- Request
Your task is to retype each line of the data below exactly.

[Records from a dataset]
------------------------------------------------

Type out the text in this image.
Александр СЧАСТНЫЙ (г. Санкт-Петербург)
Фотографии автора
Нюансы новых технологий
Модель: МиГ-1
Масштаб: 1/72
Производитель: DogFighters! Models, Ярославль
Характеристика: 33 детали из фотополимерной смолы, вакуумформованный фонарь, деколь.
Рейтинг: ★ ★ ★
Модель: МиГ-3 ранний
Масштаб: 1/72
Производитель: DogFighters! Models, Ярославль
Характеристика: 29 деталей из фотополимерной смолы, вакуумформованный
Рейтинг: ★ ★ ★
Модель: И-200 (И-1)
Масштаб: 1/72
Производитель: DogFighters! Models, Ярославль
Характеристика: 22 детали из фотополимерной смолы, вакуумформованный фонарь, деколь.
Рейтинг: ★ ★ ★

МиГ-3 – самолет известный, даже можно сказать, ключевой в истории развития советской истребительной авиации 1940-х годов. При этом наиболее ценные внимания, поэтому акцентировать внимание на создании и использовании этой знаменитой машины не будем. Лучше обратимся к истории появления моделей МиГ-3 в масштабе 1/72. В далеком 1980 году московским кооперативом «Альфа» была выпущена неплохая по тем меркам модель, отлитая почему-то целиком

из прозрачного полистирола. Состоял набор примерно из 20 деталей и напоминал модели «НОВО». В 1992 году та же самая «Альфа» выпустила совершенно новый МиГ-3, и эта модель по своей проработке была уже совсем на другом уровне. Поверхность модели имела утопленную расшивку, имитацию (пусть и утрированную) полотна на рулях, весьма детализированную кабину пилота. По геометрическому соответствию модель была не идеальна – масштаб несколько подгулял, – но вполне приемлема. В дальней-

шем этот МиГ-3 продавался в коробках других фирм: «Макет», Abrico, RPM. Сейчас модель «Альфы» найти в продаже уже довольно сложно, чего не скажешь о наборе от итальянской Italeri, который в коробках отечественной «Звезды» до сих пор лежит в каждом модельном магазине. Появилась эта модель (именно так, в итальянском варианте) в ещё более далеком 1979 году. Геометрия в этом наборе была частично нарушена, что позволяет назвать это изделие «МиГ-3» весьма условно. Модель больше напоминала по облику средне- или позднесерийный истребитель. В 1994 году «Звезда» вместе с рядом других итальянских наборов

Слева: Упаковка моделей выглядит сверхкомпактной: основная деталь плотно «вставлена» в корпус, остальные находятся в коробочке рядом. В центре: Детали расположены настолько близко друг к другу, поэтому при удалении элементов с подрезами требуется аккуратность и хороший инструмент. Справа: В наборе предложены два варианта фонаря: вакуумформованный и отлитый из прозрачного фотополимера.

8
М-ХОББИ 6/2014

------------------------------------------------

- Result of this task
Type out the text in this image.
Александр СЧАСТНЫЙ (г. Санкт-Петербург)
Фотографии автора
Нюансы новых технологий
Модель: МиГ-1
Масштаб: 1/72
Производитель: DogFighters! Models, Ярославль
Характеристика: 33 детали из фотополимерной смолы, вакуумформованный фонарь, деколь.
Рейтинг: ★ ★ ★
Модель: МиГ-3 ранний
Масштаб: 1/72
Производитель: DogFighters! Models, Ярославль
Характеристика: 29 деталей из фотополимерной смолы, вакуумформованный
Рейтинг: ★ ★ ★
Модель: И-200 (И-1)
Масштаб: 1/72
Производитель: DogFighters! Models, Ярославль
Характеристика: 22 детали из фотополимерной смолы, вакуумформованный фонарь, деколь.
Рейтинг: ★ ★ ★

МиГ-3 – самолет известный, даже можно сказать, ключевой в истории развития советской истребительной авиации 1940-х годов. При этом наиболее ценные внимания, поэтому акцентировать внимание на создании и использовании этой знаменитой машины не будем. Лучше обратимся к истории появления моделей МиГ-3 в масштабе 1/72. В далеком 1980 году московским кооперативом «Альфа» была выпущена неплохая по тем меркам модель, отлитая почему-то целиком

из прозрачного полистирола. Состоял набор примерно из 20 деталей и напоминал модели «НОВО». В 1992 году та же самая «Альфа» выпустила совершенно новый МиГ-3, и эта модель по своей проработке была уже совсем на другом уровне. Поверхность модели имела утопленную расшивку, имитацию (пусть и утрированную) полотна на рулях, весьма детализированную кабину пилота. По геометрическому соответствию модель была не идеальна – масштаб несколько подгулял, – но вполне приемлема. В дальней-

шем этот МиГ-3 продавался в коробках других фирм: «Макет», Abrico, RPM. Сейчас модель «Альфы» найти в продаже уже довольно сложно, чего не скажешь о наборе от итальянской Italeri, который в коробках отечественной «Звезды» до сих пор лежит в каждом модельном магазине. Появилась эта модель (именно так, в итальянском варианте) в ещё более далеком 1979 году. Геометрия в этом наборе была частично нарушена, что позволяет назвать это изделие «МиГ-3» весьма условно. Модель больше напоминала по облику средне- или позднесерийный истребитель. В 1994 году «Звезда» вместе с рядом других итальянских наборов

Слева: Упаковка моделей выглядит сверхкомпактной: основная деталь плотно «вставлена» в корпус, остальные находятся в коробочке рядом. В центре: Детали расположены настолько близко друг к другу, поэтому при удалении элементов с подрезами требуется аккуратность и хороший инструмент. Справа: В наборе предложены два варианта фонаря: вакуумформованный и отлитый из прозрачного фотополимера.

8
М-ХОББИ 6/2014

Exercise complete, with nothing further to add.